- _DIRECTIONS_:
Return all lines from the listing below in which the string "went" occurs.

======== EXTRACTED INFORMATION ========

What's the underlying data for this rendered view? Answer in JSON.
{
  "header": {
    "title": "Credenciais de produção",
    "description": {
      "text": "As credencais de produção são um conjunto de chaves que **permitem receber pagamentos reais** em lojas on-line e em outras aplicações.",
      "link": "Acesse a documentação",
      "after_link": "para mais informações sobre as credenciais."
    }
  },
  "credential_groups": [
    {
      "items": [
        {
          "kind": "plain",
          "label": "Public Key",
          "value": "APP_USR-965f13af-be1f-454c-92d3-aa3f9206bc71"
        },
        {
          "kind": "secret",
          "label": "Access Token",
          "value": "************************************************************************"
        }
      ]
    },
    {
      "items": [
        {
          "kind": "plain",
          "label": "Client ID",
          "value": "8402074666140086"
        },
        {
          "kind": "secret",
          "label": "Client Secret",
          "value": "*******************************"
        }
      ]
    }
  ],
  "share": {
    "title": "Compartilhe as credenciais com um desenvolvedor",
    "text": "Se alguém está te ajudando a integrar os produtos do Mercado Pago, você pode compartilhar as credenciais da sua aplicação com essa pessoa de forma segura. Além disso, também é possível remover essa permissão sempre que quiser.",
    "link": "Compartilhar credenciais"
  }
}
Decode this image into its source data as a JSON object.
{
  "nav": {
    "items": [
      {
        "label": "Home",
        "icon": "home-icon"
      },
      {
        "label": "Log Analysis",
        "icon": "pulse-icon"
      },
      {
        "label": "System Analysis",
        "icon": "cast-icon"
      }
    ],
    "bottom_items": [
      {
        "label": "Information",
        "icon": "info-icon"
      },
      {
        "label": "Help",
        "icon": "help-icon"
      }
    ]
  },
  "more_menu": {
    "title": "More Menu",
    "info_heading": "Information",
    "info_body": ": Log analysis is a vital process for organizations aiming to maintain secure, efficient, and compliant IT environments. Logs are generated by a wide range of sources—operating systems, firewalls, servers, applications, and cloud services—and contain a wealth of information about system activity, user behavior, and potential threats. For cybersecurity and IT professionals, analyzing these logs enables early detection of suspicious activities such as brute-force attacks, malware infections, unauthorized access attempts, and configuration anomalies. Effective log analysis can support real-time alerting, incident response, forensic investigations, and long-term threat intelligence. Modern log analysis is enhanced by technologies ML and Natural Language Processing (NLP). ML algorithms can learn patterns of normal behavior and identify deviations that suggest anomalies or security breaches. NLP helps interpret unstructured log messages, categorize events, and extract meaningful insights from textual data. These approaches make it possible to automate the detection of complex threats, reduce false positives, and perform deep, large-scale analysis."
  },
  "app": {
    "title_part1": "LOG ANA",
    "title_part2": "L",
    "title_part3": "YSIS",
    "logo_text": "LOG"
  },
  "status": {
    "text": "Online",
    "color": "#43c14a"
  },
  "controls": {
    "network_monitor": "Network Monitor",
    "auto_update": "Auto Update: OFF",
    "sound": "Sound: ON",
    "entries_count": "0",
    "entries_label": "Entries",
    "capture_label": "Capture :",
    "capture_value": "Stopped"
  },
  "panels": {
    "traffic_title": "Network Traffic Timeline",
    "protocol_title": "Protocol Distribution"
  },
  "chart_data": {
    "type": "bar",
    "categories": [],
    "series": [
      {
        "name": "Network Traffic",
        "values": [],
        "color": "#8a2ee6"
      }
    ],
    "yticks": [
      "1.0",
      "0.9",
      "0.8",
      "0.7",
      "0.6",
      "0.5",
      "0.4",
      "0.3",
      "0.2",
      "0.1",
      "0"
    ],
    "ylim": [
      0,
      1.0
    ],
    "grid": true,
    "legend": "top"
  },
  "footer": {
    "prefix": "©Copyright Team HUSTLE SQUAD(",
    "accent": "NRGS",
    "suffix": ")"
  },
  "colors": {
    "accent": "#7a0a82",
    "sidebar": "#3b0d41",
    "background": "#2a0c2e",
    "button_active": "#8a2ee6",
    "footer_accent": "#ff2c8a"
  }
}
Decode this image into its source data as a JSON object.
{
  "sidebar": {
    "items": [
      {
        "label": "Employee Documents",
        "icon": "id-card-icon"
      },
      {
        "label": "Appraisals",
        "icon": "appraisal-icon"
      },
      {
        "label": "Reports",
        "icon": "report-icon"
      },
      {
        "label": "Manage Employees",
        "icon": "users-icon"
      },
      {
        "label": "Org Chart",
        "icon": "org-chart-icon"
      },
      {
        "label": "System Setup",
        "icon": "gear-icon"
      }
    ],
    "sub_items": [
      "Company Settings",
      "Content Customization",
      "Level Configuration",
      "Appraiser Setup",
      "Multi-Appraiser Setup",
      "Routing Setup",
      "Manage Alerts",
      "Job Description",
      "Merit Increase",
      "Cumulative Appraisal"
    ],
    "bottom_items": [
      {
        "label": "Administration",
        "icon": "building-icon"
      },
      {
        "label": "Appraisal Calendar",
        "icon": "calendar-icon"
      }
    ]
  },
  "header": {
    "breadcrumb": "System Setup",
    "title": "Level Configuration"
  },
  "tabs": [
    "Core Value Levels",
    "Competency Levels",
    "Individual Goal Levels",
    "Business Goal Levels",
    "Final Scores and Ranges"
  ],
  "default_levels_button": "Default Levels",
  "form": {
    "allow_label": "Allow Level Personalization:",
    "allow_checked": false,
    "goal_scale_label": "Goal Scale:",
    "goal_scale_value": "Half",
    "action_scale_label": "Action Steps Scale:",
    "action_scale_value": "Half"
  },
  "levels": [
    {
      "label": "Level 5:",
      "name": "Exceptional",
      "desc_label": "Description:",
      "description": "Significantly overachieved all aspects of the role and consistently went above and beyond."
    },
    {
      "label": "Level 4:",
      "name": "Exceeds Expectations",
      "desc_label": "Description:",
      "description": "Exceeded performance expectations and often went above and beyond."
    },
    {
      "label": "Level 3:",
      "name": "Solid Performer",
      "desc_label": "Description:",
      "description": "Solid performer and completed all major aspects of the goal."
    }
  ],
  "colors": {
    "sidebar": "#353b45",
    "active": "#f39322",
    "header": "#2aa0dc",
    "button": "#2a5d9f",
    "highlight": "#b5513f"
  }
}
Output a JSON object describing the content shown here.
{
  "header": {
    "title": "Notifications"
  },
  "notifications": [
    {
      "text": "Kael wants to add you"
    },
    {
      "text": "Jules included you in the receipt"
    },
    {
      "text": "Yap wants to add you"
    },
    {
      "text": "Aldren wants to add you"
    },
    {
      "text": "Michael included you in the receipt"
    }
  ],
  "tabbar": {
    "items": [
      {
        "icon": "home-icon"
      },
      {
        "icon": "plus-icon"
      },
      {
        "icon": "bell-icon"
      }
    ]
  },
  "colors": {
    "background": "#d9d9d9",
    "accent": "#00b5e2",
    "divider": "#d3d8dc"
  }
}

========

- _THE RESPONSE_:
      "description": "Significantly overachieved all aspects of the role and consistently went above and beyond."
      "description": "Exceeded performance expectations and often went above and beyond."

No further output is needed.